Short problem: Which lines in the records below contain the word "losses"? Copy each one out.

- - - - -

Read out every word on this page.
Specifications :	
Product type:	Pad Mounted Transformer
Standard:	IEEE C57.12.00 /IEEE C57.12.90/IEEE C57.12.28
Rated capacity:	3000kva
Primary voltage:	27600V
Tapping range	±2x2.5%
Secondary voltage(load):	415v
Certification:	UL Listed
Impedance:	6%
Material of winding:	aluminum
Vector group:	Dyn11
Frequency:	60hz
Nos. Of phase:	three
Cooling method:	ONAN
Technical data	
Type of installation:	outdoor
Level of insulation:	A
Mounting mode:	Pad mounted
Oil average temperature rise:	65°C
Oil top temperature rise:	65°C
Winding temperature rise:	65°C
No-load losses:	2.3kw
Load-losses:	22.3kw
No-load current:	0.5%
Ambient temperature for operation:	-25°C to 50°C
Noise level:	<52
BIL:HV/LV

- - - - -

Task result:
No-load losses:	2.3kw
Load-losses:	22.3kw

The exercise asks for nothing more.